__Exercise instructions__
In the Hadoop job description below, retype the passage that starts at "Point of Contact" and ends after "experience is required.".

__Passage given__
##########

Job Description :
Summary
Our client is a data lake company, is an award-winning provider of enterprise data lake management solutions. Their software enables customers to gain competitive advantage through organized, actionable big data lakes.

Responsibilities:
Responsible for implementation and ongoing administration of Hadoop infrastructure.
Aligning with the systems engineering team to propose and deploy new hardware and software environments required for Hadoop and to expand existing environments.
Working with data delivery teams to setup new Hadoop users. This job includes setting up Linux users, setting up Kerberos principals and testing HDFS, Hive, Pig and MapReduce access for the new users.
Cluster maintenance as well as creation and removal of nodes using tools like Ganglia, Nagios, Cloudera Manager Enterprise, HDP Ambari, Pivotal PHD and/or Mapr and other tools.
Performance tuning of Hadoop clusters and Hadoop MapReduce routines.
Screen Hadoop cluster job performances and capacity planning
Monitor Hadoop cluster connectivity and security
Manage and review Hadoop log files.
File system management and monitoring.
HDFS support and maintenance.
Diligently teaming with the infrastructure, network, database, application and business intelligence teams to guarantee high data quality and availability.
Collaborating with application teams to install operating system and Hadoop updates, patches, version upgrades when required.
Point of Contact for Vendor escalation
Desirable : Be able to troubleshoot issues with hive, hbase,pig,spark /scala scripts to isloate/fix issues if infrastructure related
Skills Required / Desirable:
Minimum 8+ Years of experience is required.

##########

__Data records__

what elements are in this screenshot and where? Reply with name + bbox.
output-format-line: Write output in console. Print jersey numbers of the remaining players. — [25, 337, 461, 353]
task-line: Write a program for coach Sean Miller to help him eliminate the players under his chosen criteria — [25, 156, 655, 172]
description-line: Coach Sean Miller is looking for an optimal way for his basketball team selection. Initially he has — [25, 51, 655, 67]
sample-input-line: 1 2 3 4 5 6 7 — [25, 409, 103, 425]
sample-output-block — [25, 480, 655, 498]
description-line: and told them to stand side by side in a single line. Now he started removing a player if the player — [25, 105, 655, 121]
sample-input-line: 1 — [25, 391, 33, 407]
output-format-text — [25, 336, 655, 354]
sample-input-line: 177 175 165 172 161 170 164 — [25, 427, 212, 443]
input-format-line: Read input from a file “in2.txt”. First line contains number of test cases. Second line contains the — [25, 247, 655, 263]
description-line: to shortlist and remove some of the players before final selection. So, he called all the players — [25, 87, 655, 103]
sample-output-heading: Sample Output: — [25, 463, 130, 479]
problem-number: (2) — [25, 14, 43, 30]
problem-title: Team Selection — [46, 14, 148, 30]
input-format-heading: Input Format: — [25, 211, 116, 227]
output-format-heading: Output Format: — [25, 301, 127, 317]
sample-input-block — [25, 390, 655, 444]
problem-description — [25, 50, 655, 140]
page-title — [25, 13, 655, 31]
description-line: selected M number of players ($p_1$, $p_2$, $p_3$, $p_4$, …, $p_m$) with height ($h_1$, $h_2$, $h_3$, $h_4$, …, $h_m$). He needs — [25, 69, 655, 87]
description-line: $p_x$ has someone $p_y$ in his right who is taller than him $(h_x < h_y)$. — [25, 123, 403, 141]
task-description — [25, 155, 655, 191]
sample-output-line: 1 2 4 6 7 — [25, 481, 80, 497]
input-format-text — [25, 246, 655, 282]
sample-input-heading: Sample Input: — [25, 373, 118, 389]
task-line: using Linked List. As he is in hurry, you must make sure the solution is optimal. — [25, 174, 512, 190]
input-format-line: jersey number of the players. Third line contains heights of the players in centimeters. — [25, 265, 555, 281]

##########

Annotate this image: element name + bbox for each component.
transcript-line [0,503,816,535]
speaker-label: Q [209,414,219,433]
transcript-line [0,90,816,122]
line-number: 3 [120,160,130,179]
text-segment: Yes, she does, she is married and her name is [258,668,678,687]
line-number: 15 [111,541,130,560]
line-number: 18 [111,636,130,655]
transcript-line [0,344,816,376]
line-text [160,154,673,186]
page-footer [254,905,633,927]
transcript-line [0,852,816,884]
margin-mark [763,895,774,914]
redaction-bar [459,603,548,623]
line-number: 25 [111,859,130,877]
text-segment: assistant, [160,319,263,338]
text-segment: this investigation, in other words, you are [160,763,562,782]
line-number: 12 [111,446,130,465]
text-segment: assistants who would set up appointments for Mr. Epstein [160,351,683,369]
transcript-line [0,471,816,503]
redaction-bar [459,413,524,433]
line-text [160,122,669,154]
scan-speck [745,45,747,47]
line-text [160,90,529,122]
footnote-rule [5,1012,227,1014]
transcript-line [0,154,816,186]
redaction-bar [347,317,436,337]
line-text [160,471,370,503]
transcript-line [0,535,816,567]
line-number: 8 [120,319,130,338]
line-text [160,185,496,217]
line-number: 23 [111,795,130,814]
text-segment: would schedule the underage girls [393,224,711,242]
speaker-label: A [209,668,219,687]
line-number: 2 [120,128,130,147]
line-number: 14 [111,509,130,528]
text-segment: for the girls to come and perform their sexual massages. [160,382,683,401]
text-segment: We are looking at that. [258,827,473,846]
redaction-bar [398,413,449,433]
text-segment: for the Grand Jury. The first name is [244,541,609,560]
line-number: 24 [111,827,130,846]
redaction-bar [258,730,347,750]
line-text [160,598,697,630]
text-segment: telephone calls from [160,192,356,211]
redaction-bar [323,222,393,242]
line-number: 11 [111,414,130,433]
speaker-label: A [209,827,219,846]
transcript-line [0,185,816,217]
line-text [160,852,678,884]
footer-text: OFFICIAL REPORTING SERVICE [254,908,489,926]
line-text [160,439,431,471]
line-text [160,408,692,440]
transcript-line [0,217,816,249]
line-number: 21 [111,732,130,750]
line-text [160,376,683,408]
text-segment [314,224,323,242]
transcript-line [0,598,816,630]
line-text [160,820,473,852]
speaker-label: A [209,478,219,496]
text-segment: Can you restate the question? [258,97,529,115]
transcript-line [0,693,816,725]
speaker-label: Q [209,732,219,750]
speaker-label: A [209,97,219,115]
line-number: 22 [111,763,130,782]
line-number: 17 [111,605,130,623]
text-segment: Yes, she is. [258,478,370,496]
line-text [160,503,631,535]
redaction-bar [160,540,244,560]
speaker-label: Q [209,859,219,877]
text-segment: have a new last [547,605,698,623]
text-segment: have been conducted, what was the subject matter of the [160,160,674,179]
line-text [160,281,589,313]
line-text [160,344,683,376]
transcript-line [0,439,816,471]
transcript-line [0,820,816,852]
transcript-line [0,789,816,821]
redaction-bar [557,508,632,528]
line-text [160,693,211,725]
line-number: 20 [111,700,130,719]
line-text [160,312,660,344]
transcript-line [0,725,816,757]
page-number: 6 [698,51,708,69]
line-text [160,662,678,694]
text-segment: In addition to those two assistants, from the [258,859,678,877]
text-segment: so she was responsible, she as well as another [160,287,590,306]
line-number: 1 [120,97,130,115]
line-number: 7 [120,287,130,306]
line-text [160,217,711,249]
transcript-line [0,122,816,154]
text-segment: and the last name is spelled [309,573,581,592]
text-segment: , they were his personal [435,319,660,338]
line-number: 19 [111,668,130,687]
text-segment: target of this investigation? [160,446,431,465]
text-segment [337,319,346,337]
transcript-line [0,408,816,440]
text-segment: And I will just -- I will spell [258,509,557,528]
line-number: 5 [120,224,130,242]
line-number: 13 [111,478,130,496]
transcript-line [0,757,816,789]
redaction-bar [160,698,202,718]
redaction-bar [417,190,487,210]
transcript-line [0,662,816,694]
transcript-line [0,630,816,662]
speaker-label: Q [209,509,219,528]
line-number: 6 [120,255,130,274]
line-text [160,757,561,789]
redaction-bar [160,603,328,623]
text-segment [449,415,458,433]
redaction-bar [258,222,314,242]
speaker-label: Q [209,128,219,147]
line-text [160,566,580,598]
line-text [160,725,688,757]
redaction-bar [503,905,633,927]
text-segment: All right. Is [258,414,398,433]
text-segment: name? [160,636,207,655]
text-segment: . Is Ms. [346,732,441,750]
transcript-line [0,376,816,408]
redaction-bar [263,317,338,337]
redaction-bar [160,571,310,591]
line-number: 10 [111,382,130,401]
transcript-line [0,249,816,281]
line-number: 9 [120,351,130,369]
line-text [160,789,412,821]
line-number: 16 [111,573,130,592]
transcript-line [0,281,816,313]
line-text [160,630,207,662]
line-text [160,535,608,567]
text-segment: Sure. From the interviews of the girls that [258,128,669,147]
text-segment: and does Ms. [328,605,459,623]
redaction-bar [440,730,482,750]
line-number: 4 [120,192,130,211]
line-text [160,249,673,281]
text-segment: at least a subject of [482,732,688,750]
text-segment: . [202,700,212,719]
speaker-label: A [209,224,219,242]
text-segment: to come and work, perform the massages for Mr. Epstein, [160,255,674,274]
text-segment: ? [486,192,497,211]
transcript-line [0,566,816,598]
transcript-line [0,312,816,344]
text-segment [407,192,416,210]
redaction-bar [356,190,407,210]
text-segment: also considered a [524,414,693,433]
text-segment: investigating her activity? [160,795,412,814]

##########

__Answer for this exercise__
Point of Contact for Vendor escalation
Desirable : Be able to troubleshoot issues with hive, hbase,pig,spark /scala scripts to isloate/fix issues if infrastructure related
Skills Required / Desirable:
Minimum 8+ Years of experience is required.